▶ Task description:
Repeat the data below exactly, dropping any pictures it holds.

──────

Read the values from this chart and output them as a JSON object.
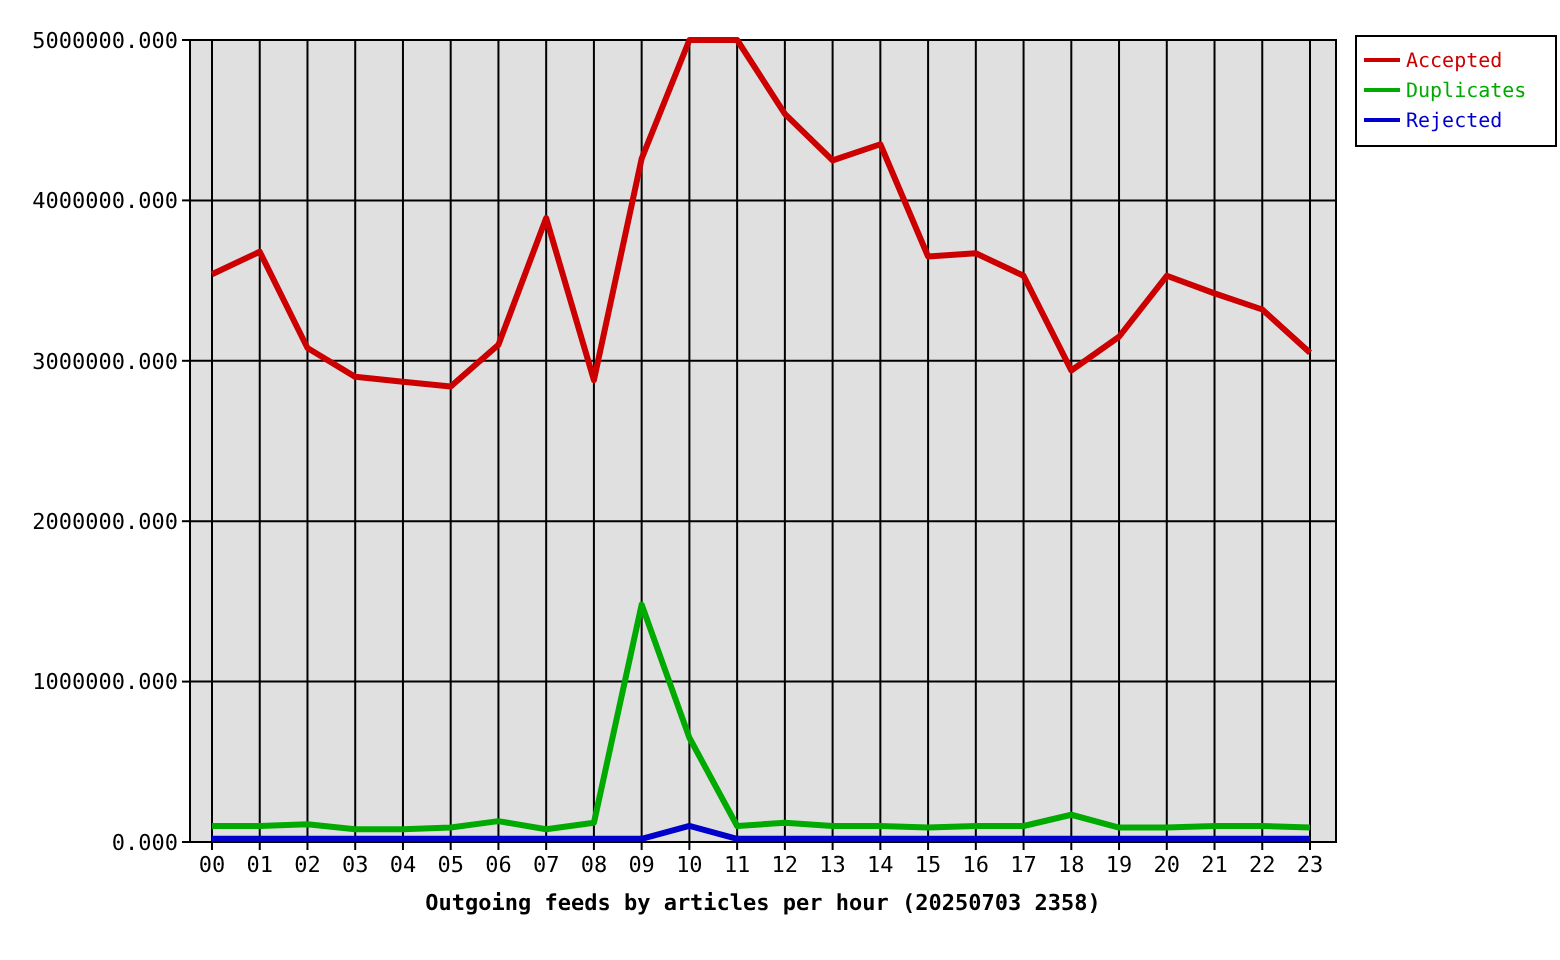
{
  "chart_data": {
    "type": "line",
    "xlabel": "Outgoing feeds by articles per hour (20250703 2358)",
    "categories": [
      "00",
      "01",
      "02",
      "03",
      "04",
      "05",
      "06",
      "07",
      "08",
      "09",
      "10",
      "11",
      "12",
      "13",
      "14",
      "15",
      "16",
      "17",
      "18",
      "19",
      "20",
      "21",
      "22",
      "23"
    ],
    "series": [
      {
        "name": "Accepted",
        "color": "#cc0000",
        "values": [
          3540000,
          3680000,
          3080000,
          2900000,
          2870000,
          2840000,
          3100000,
          3890000,
          2880000,
          4260000,
          5000000,
          5000000,
          4540000,
          4250000,
          4350000,
          3650000,
          3670000,
          3530000,
          2940000,
          3150000,
          3530000,
          3420000,
          3320000,
          3050000
        ]
      },
      {
        "name": "Duplicates",
        "color": "#00aa00",
        "values": [
          100000,
          100000,
          110000,
          80000,
          80000,
          90000,
          130000,
          80000,
          120000,
          1480000,
          650000,
          100000,
          120000,
          100000,
          100000,
          90000,
          100000,
          100000,
          170000,
          90000,
          90000,
          100000,
          100000,
          90000
        ]
      },
      {
        "name": "Rejected",
        "color": "#0000cc",
        "values": [
          20000,
          20000,
          20000,
          20000,
          20000,
          20000,
          20000,
          20000,
          20000,
          20000,
          100000,
          20000,
          20000,
          20000,
          20000,
          20000,
          20000,
          20000,
          20000,
          20000,
          20000,
          20000,
          20000,
          20000
        ]
      }
    ],
    "ylim": [
      0,
      5000000
    ],
    "yticks": [
      {
        "value": 0,
        "label": "0.000"
      },
      {
        "value": 1000000,
        "label": "1000000.000"
      },
      {
        "value": 2000000,
        "label": "2000000.000"
      },
      {
        "value": 3000000,
        "label": "3000000.000"
      },
      {
        "value": 4000000,
        "label": "4000000.000"
      },
      {
        "value": 5000000,
        "label": "5000000.000"
      }
    ],
    "grid": true,
    "legend": "top right"
  }
}
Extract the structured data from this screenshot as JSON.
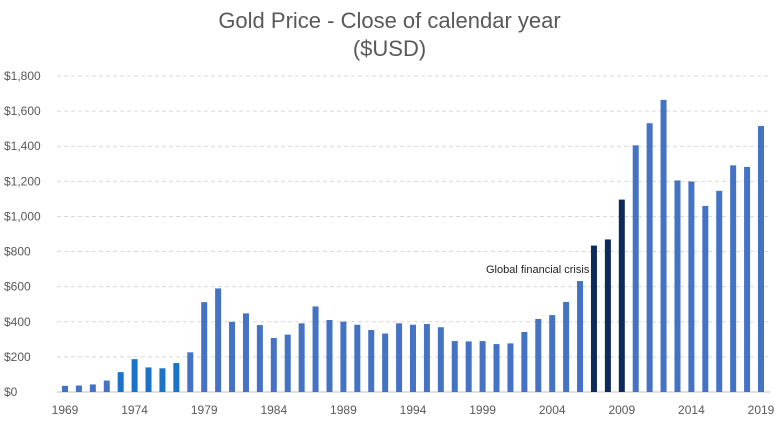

──────

▶ Exercise result:
Read the values from this chart and output them as a JSON object.
{
  "chart_data": {
    "type": "line",
    "xlabel": "Outgoing feeds by articles per hour (20250703 2358)",
    "categories": [
      "00",
      "01",
      "02",
      "03",
      "04",
      "05",
      "06",
      "07",
      "08",
      "09",
      "10",
      "11",
      "12",
      "13",
      "14",
      "15",
      "16",
      "17",
      "18",
      "19",
      "20",
      "21",
      "22",
      "23"
    ],
    "series": [
      {
        "name": "Accepted",
        "color": "#cc0000",
        "values": [
          3540000,
          3680000,
          3080000,
          2900000,
          2870000,
          2840000,
          3100000,
          3890000,
          2880000,
          4260000,
          5000000,
          5000000,
          4540000,
          4250000,
          4350000,
          3650000,
          3670000,
          3530000,
          2940000,
          3150000,
          3530000,
          3420000,
          3320000,
          3050000
        ]
      },
      {
        "name": "Duplicates",
        "color": "#00aa00",
        "values": [
          100000,
          100000,
          110000,
          80000,
          80000,
          90000,
          130000,
          80000,
          120000,
          1480000,
          650000,
          100000,
          120000,
          100000,
          100000,
          90000,
          100000,
          100000,
          170000,
          90000,
          90000,
          100000,
          100000,
          90000
        ]
      },
      {
        "name": "Rejected",
        "color": "#0000cc",
        "values": [
          20000,
          20000,
          20000,
          20000,
          20000,
          20000,
          20000,
          20000,
          20000,
          20000,
          100000,
          20000,
          20000,
          20000,
          20000,
          20000,
          20000,
          20000,
          20000,
          20000,
          20000,
          20000,
          20000,
          20000
        ]
      }
    ],
    "ylim": [
      0,
      5000000
    ],
    "yticks": [
      {
        "value": 0,
        "label": "0.000"
      },
      {
        "value": 1000000,
        "label": "1000000.000"
      },
      {
        "value": 2000000,
        "label": "2000000.000"
      },
      {
        "value": 3000000,
        "label": "3000000.000"
      },
      {
        "value": 4000000,
        "label": "4000000.000"
      },
      {
        "value": 5000000,
        "label": "5000000.000"
      }
    ],
    "grid": true,
    "legend": "top right"
  }
}
Extract the structured data from this screenshot as JSON.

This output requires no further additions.